- _Saved data entries_
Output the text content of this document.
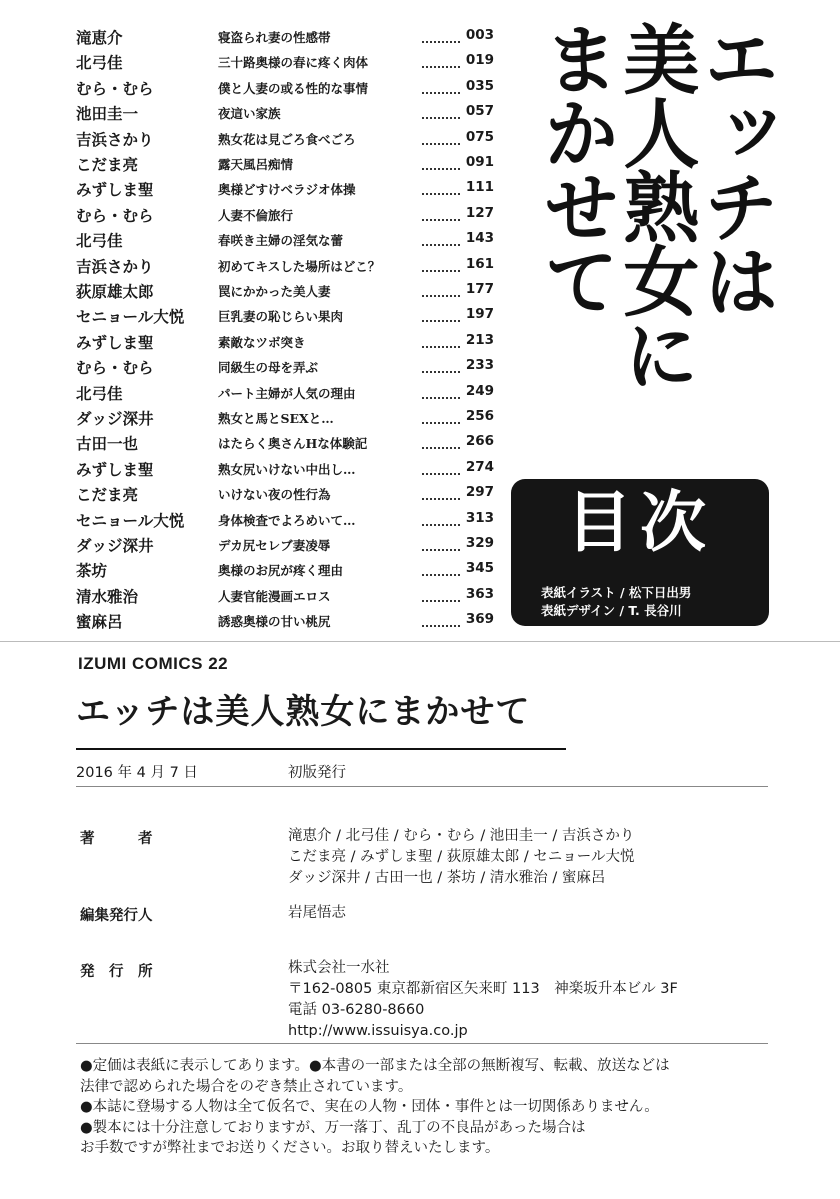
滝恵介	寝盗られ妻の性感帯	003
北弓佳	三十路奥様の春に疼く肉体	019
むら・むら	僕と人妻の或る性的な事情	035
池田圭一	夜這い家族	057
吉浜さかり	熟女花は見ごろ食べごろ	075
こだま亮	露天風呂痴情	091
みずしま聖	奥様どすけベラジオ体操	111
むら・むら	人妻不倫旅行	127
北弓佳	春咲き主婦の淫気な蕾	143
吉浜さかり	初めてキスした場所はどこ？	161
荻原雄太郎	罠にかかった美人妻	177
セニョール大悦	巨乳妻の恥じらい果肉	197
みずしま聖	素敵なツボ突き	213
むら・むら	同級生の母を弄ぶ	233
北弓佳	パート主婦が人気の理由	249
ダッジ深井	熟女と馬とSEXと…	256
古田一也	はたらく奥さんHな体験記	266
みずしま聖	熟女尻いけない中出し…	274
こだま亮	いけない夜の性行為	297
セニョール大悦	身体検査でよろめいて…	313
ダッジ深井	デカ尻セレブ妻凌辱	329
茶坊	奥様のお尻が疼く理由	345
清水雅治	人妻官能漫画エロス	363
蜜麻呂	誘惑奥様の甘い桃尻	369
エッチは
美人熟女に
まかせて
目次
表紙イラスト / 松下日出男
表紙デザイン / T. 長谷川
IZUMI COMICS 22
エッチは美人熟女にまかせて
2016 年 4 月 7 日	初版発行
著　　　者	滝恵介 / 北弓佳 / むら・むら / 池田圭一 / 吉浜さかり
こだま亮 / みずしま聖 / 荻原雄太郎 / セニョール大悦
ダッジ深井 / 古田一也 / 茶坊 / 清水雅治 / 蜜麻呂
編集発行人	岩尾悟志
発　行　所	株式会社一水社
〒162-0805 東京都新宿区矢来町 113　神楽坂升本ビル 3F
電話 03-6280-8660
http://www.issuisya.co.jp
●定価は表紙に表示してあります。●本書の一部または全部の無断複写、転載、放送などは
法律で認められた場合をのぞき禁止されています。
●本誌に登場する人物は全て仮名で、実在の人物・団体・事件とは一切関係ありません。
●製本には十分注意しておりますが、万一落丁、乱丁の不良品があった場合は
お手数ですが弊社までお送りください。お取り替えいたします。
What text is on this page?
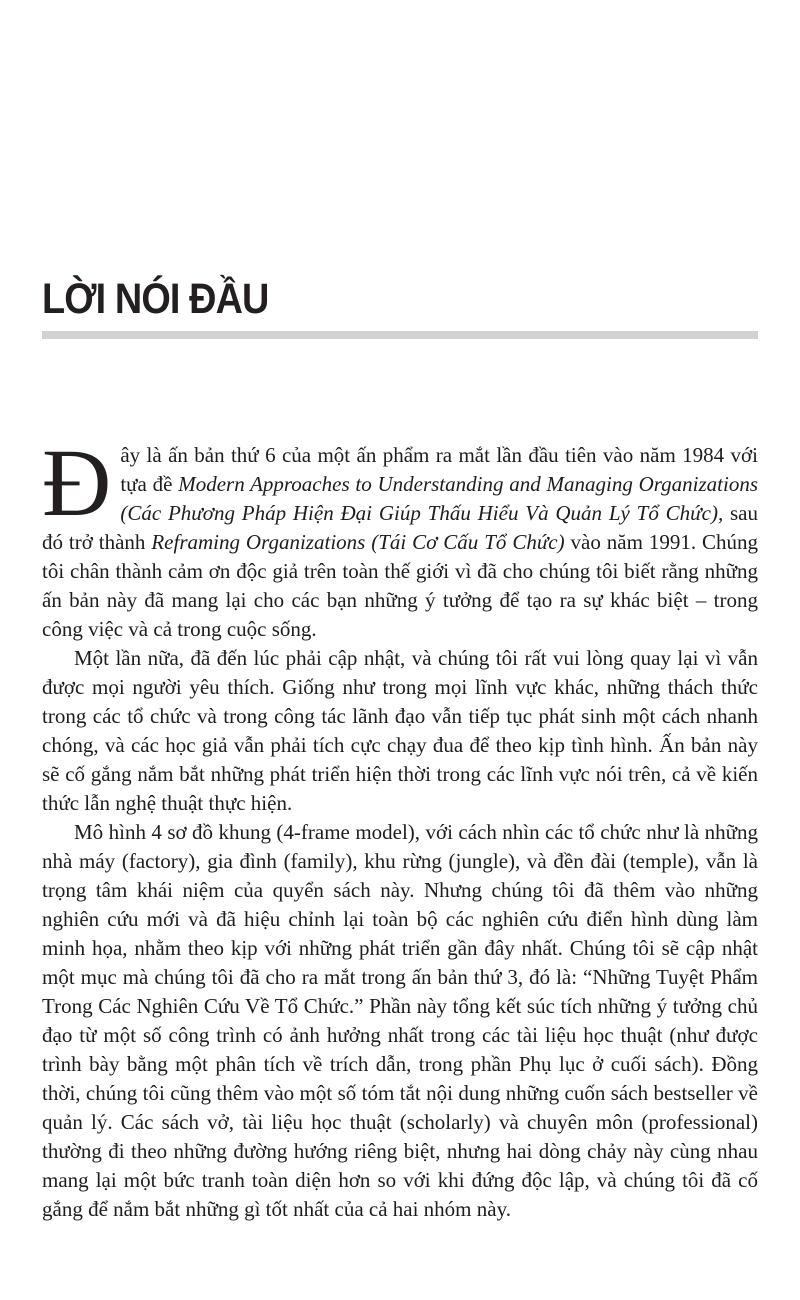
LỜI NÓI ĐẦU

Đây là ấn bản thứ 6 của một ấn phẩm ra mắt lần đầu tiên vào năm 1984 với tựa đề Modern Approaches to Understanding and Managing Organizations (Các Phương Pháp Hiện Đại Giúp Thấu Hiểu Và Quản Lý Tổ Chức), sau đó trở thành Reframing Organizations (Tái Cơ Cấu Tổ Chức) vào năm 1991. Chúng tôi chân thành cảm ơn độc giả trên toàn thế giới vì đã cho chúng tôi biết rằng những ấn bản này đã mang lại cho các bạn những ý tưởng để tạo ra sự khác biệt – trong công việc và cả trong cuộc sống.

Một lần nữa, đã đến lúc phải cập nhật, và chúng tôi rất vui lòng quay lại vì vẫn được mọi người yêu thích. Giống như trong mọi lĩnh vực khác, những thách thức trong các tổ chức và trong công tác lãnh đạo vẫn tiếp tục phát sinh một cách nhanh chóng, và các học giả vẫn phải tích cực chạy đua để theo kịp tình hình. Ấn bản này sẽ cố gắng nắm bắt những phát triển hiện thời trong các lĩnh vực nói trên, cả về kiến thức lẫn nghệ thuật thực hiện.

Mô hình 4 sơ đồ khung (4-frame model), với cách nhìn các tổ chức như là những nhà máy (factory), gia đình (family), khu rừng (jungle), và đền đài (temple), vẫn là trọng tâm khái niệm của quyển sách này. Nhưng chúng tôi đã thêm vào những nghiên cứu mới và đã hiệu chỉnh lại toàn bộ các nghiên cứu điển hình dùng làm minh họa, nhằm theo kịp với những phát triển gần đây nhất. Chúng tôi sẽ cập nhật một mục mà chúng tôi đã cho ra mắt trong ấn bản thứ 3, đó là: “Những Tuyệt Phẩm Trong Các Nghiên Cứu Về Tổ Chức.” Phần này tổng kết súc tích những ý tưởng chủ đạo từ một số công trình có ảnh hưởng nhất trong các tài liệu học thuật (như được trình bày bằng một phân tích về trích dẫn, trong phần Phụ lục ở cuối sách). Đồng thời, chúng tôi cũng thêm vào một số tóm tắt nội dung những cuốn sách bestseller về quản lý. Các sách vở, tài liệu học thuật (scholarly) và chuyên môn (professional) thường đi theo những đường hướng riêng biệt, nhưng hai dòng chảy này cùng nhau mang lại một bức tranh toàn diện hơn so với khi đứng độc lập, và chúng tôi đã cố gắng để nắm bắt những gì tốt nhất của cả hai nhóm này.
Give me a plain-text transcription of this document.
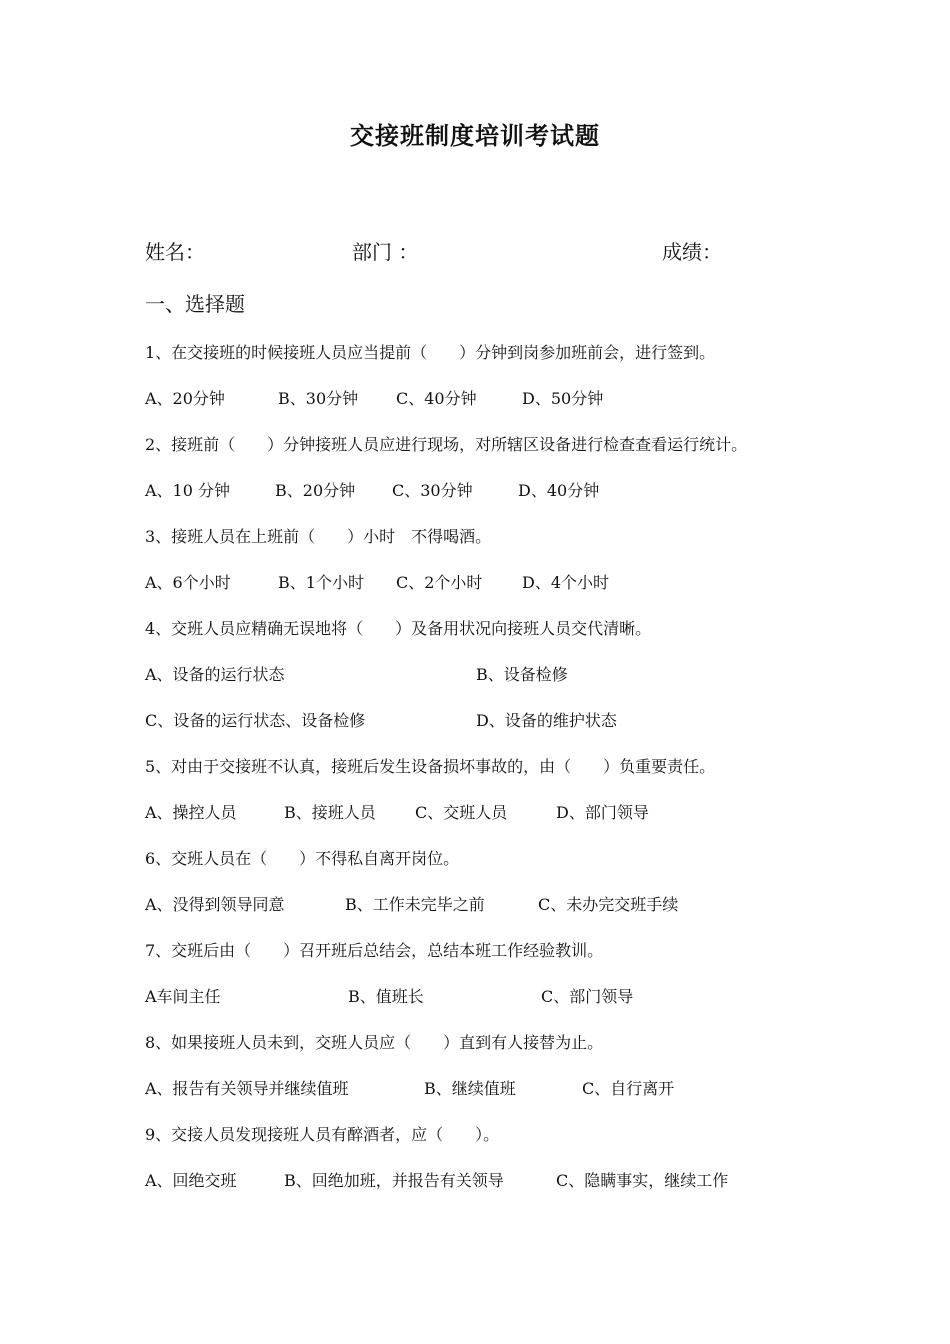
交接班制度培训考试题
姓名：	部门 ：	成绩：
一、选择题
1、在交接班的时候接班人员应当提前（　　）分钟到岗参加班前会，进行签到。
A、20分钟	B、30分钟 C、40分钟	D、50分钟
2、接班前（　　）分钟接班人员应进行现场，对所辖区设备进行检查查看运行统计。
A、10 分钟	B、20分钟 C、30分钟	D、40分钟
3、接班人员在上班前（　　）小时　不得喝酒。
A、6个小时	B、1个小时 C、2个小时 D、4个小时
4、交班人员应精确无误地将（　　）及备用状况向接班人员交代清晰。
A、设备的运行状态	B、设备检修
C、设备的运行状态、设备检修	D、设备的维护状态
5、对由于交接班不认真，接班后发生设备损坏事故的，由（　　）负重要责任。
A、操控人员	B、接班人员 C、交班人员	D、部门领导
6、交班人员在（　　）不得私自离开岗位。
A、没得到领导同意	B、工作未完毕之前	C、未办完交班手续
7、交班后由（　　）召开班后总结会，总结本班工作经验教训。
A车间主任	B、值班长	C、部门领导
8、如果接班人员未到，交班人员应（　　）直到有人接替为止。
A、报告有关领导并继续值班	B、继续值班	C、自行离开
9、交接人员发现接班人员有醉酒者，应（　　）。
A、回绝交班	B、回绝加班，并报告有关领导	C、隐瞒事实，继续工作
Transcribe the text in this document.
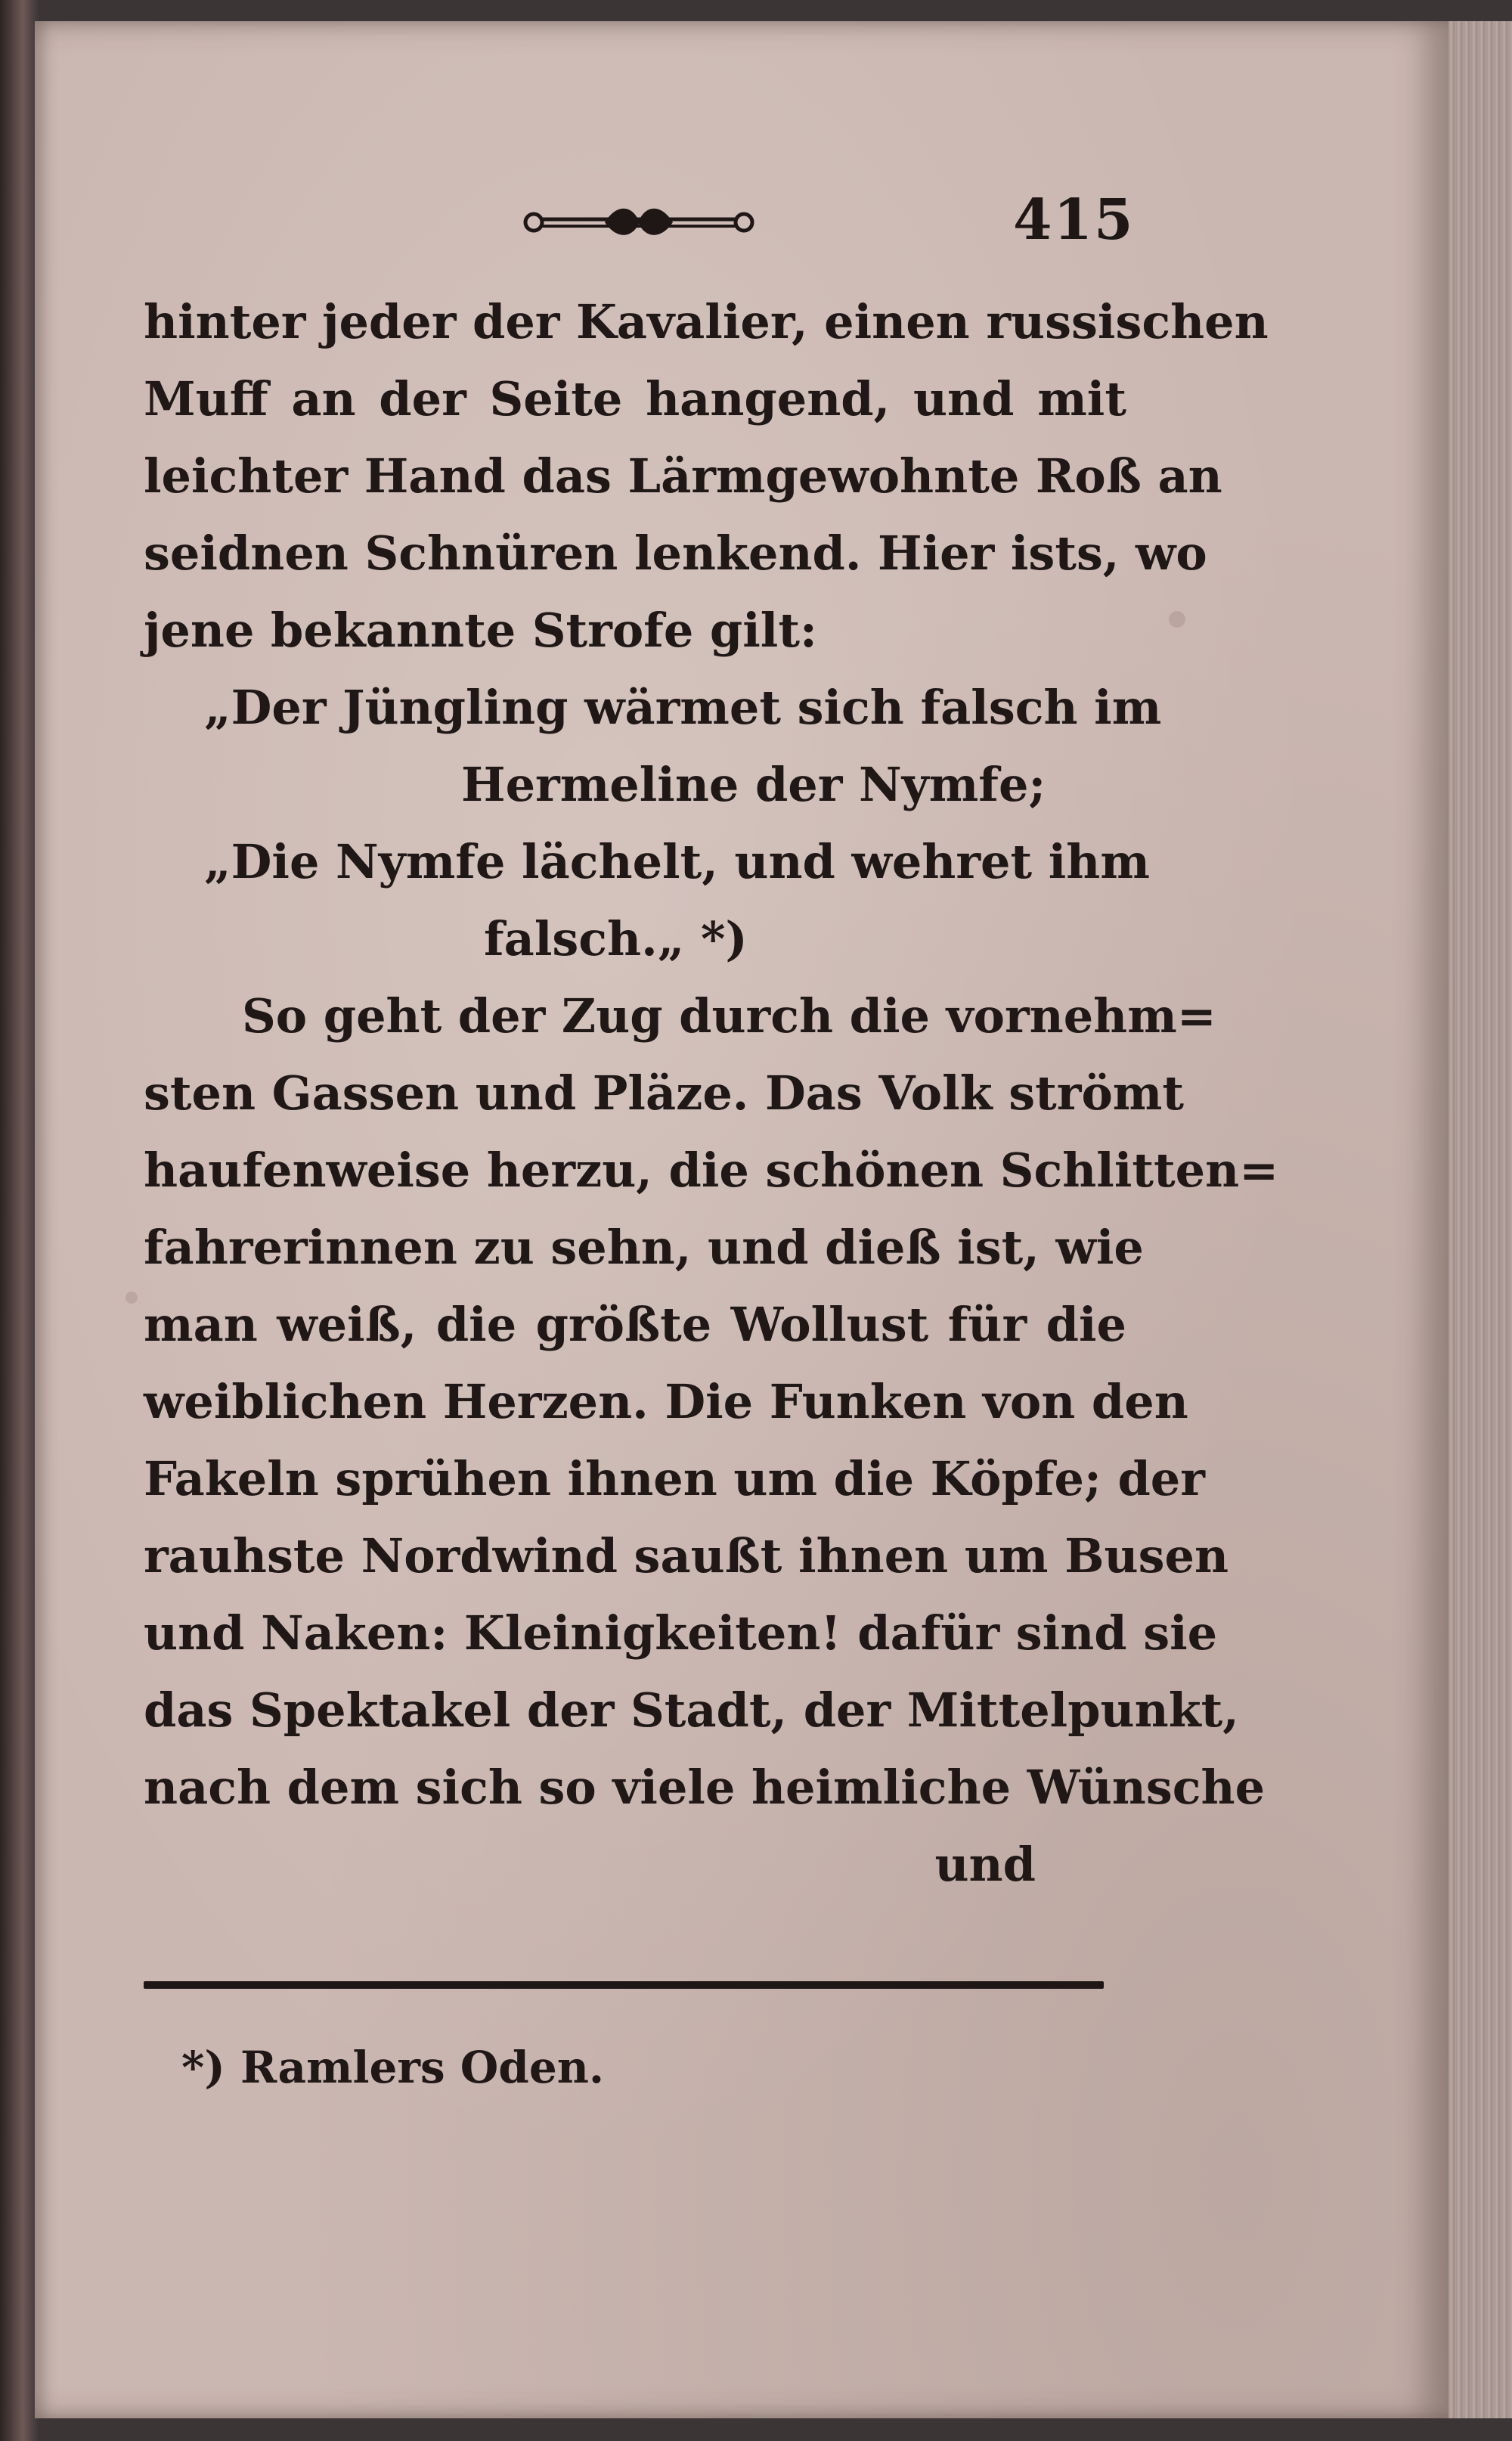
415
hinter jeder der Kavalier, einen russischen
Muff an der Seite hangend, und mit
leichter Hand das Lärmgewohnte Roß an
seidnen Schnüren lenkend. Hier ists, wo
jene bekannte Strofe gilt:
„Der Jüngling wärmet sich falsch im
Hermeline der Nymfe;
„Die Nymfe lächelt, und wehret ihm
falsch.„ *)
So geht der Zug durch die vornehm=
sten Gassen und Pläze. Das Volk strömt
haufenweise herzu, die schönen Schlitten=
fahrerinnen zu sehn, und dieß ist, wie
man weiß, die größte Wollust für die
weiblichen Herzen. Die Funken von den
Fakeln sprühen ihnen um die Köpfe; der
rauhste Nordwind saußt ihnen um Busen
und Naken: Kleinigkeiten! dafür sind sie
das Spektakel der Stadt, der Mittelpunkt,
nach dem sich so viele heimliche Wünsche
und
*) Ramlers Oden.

- _WHAT TO PRODUCE_
From the entries, report each line that includes the word "清水雅治".

- _WRITTEN ANSWER_
清水雅治	人妻官能漫画エロス	363
ダッジ深井 / 古田一也 / 茶坊 / 清水雅治 / 蜜麻呂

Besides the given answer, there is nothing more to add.